Collection entries:

□ □ □

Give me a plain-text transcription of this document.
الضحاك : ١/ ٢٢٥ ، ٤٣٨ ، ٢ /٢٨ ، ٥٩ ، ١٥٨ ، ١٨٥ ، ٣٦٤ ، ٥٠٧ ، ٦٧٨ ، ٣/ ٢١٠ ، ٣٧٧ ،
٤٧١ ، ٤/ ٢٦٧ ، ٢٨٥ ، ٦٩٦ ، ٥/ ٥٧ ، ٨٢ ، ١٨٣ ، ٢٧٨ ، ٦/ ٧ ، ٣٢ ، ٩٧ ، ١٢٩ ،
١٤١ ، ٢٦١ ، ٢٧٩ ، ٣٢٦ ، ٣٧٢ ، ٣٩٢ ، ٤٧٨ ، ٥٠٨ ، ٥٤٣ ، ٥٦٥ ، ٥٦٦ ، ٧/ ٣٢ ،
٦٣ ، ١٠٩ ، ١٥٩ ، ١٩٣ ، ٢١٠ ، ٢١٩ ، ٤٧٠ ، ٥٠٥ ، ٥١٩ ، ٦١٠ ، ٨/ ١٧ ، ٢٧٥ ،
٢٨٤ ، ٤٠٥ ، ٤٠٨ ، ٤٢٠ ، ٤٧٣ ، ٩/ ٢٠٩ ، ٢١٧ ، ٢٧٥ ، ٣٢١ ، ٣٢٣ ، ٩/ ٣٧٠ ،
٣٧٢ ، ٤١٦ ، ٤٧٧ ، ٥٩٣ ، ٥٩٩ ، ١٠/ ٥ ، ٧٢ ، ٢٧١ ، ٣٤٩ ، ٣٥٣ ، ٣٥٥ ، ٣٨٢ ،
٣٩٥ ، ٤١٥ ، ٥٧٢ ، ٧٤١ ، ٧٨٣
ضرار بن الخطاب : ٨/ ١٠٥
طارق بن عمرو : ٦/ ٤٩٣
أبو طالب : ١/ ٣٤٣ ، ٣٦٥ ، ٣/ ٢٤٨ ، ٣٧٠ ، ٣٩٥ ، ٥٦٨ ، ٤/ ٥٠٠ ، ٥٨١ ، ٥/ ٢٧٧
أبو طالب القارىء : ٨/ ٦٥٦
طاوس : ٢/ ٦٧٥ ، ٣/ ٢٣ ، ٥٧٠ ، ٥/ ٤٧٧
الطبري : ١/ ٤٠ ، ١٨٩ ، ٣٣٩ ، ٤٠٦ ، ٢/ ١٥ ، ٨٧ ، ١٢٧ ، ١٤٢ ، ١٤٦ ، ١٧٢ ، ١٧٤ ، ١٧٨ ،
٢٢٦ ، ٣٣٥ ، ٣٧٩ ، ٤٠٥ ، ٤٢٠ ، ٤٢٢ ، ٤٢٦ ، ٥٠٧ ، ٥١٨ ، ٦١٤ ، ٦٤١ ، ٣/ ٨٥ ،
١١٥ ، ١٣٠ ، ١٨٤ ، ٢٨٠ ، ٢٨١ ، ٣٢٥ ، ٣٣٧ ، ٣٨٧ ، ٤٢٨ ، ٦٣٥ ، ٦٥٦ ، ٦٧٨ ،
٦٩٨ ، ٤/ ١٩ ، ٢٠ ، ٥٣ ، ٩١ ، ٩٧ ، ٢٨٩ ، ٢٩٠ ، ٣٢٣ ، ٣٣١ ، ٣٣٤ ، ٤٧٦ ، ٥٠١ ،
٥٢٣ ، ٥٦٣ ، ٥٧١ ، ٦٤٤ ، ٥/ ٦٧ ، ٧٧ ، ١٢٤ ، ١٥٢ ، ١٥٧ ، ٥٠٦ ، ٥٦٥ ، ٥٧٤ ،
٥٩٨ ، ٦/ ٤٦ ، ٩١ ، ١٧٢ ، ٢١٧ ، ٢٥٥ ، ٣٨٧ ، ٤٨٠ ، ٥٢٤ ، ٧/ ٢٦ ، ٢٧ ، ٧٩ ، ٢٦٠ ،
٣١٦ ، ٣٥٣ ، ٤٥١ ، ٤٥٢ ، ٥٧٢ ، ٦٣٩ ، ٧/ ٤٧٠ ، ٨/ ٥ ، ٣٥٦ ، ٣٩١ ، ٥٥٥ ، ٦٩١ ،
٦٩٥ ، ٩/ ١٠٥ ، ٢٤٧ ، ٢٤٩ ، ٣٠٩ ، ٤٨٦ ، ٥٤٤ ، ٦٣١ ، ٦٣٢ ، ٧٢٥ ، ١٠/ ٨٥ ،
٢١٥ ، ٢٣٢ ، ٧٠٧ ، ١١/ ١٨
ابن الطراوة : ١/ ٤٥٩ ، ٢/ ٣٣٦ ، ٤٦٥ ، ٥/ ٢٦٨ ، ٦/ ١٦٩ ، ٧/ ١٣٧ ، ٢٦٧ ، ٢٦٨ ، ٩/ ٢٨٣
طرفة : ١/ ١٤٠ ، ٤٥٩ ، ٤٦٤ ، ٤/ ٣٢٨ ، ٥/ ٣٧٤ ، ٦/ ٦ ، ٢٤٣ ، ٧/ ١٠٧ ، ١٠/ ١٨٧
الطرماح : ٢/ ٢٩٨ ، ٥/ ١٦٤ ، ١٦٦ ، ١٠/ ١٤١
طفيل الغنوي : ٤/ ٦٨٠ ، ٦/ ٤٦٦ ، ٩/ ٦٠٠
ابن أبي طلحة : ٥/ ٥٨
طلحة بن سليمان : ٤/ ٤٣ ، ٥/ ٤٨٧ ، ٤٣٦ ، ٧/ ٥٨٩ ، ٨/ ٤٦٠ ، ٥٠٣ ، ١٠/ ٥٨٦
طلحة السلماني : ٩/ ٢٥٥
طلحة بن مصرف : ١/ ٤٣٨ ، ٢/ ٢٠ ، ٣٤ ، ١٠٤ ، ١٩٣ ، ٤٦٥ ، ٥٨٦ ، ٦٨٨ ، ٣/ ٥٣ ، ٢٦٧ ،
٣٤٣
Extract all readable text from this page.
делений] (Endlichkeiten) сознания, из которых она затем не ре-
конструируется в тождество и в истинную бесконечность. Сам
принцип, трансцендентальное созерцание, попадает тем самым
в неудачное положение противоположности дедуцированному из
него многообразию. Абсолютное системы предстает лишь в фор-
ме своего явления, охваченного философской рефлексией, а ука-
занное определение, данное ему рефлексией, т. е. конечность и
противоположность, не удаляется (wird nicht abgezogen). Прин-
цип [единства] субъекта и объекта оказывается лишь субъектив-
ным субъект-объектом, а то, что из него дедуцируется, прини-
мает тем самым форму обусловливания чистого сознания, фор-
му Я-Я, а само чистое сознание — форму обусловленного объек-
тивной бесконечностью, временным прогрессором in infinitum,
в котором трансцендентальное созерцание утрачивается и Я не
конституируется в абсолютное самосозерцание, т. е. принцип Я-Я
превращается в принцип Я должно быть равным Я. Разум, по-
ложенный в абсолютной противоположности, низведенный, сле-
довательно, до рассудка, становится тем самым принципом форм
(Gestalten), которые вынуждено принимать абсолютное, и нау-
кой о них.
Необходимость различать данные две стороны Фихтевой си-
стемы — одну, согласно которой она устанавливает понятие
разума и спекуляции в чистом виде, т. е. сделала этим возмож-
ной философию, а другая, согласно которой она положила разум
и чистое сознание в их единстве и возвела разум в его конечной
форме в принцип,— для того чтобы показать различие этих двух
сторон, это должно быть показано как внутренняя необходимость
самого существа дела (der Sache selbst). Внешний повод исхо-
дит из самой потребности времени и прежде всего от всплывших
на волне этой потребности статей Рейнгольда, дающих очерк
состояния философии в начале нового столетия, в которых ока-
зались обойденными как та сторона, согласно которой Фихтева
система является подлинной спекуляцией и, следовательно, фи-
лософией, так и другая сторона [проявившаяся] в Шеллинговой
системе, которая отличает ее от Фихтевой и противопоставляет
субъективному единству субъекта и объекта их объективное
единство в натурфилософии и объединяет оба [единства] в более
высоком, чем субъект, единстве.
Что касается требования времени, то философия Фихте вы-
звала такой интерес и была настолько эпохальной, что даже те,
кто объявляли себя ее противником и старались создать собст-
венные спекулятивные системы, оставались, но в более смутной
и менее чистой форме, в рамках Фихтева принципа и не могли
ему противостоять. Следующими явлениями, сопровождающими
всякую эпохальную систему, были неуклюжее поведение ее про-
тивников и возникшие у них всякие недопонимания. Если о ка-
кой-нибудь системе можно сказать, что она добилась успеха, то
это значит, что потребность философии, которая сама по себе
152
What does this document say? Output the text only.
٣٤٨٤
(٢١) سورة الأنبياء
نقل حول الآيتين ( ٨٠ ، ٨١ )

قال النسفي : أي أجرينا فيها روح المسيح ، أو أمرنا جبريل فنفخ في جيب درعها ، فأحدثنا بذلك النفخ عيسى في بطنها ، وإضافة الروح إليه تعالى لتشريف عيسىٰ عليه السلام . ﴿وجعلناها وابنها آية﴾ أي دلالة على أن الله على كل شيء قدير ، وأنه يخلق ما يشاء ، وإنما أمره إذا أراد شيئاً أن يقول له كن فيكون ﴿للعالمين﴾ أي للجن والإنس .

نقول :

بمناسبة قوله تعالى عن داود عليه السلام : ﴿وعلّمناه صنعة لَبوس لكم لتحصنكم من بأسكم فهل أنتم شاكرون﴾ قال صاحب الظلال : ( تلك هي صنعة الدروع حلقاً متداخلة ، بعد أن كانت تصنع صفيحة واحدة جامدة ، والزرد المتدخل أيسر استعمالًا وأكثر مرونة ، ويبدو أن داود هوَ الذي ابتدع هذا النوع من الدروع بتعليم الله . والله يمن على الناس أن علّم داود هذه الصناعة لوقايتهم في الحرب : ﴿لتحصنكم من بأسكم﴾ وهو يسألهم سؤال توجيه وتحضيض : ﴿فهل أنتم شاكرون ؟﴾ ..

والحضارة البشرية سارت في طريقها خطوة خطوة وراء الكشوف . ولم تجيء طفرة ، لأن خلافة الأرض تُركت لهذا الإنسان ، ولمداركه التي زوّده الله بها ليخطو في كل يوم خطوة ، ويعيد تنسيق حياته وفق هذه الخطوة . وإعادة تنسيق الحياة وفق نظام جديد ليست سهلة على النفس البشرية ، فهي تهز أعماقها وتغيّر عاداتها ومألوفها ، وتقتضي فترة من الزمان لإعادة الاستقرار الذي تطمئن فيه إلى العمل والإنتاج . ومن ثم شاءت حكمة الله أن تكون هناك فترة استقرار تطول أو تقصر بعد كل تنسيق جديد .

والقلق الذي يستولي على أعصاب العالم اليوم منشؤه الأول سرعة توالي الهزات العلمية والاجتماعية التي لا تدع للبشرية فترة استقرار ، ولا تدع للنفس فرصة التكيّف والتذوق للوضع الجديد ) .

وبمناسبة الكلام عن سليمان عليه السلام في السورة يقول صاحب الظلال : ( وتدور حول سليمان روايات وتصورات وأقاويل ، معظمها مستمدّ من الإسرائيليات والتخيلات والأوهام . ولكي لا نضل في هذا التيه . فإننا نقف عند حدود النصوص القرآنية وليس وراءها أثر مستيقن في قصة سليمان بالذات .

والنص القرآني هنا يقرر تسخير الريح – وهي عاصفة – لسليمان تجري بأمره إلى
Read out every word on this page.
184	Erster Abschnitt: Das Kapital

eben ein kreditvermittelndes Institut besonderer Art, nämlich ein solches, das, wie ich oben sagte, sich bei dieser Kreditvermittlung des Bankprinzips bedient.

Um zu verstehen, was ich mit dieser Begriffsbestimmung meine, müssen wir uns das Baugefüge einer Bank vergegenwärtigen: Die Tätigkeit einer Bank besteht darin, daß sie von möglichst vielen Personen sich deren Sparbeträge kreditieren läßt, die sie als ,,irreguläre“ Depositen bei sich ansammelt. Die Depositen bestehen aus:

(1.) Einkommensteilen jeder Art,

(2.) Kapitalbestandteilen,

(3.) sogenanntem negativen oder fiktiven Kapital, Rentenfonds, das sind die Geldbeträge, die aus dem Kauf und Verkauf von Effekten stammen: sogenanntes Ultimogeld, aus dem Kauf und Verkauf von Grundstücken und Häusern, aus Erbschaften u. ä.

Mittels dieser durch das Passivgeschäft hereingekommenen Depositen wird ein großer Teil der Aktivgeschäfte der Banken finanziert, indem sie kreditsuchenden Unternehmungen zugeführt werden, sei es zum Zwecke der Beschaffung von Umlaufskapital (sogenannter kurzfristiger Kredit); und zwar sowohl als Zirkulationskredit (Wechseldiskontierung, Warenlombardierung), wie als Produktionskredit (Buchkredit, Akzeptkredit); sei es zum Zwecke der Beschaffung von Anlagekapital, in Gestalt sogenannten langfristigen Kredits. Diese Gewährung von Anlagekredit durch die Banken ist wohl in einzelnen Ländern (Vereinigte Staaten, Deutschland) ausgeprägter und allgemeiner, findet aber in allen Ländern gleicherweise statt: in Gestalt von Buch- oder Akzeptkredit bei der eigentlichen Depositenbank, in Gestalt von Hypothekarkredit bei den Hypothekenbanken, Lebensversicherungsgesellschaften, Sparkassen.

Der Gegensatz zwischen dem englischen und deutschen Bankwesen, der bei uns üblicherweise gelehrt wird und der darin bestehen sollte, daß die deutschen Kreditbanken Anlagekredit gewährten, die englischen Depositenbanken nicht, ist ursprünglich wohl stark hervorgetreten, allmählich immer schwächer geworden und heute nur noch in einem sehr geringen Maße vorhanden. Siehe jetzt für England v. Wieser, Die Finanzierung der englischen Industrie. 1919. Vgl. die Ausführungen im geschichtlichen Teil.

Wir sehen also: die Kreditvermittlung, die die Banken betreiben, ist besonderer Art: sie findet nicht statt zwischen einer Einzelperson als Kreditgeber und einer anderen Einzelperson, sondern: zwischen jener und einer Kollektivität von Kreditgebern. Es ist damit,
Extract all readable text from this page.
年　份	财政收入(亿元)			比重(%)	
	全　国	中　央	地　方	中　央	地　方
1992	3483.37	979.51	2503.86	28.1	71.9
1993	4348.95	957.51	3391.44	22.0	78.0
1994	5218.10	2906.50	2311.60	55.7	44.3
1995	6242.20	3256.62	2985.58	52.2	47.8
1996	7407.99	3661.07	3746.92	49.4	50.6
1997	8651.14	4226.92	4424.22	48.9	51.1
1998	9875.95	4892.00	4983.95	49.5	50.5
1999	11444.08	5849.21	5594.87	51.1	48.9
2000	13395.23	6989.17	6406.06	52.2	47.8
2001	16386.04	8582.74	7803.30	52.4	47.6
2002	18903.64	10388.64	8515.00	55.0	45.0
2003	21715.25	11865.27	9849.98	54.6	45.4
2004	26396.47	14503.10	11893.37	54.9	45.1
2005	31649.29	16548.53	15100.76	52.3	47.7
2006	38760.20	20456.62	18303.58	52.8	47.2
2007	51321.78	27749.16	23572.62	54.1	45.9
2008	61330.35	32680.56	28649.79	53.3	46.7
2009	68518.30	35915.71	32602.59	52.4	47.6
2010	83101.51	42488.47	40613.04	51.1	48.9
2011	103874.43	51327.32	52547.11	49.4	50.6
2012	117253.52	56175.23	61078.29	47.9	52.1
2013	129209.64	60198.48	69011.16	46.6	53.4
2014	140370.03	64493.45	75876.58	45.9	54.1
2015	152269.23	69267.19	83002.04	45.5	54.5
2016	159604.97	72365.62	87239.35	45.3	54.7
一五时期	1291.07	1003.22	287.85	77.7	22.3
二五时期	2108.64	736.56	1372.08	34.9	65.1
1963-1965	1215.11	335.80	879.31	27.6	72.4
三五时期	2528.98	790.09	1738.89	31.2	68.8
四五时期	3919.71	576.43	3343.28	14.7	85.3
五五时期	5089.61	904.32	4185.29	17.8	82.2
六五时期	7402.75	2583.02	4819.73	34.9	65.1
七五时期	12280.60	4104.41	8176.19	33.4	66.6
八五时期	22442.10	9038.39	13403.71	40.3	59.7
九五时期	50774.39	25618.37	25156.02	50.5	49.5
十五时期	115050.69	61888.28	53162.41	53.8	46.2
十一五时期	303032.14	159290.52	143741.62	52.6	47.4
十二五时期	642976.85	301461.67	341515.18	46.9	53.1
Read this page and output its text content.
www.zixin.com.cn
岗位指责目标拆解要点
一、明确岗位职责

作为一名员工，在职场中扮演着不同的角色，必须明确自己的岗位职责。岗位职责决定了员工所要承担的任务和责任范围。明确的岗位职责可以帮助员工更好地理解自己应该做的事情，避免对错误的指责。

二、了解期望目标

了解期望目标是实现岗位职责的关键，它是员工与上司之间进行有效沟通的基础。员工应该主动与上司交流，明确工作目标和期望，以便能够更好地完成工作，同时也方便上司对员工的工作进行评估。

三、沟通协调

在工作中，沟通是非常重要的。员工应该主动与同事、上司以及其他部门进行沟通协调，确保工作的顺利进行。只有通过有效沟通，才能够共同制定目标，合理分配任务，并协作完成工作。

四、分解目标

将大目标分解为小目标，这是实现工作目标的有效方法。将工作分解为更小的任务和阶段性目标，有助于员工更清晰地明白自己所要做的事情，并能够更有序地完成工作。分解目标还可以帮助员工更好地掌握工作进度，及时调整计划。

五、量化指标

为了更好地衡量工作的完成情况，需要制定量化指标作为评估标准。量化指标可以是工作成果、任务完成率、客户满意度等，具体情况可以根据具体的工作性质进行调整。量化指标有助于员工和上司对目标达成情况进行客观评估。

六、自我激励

□ □ □

_Exercise_
Every line from the one containing "Read this page and output its text content." through the last line must be copied exactly; leave out the rest.

_Solution_
Read this page and output its text content.
www.zixin.com.cn
岗位指责目标拆解要点
一、明确岗位职责

作为一名员工，在职场中扮演着不同的角色，必须明确自己的岗位职责。岗位职责决定了员工所要承担的任务和责任范围。明确的岗位职责可以帮助员工更好地理解自己应该做的事情，避免对错误的指责。

二、了解期望目标

了解期望目标是实现岗位职责的关键，它是员工与上司之间进行有效沟通的基础。员工应该主动与上司交流，明确工作目标和期望，以便能够更好地完成工作，同时也方便上司对员工的工作进行评估。

三、沟通协调

在工作中，沟通是非常重要的。员工应该主动与同事、上司以及其他部门进行沟通协调，确保工作的顺利进行。只有通过有效沟通，才能够共同制定目标，合理分配任务，并协作完成工作。

四、分解目标

将大目标分解为小目标，这是实现工作目标的有效方法。将工作分解为更小的任务和阶段性目标，有助于员工更清晰地明白自己所要做的事情，并能够更有序地完成工作。分解目标还可以帮助员工更好地掌握工作进度，及时调整计划。

五、量化指标

为了更好地衡量工作的完成情况，需要制定量化指标作为评估标准。量化指标可以是工作成果、任务完成率、客户满意度等，具体情况可以根据具体的工作性质进行调整。量化指标有助于员工和上司对目标达成情况进行客观评估。

六、自我激励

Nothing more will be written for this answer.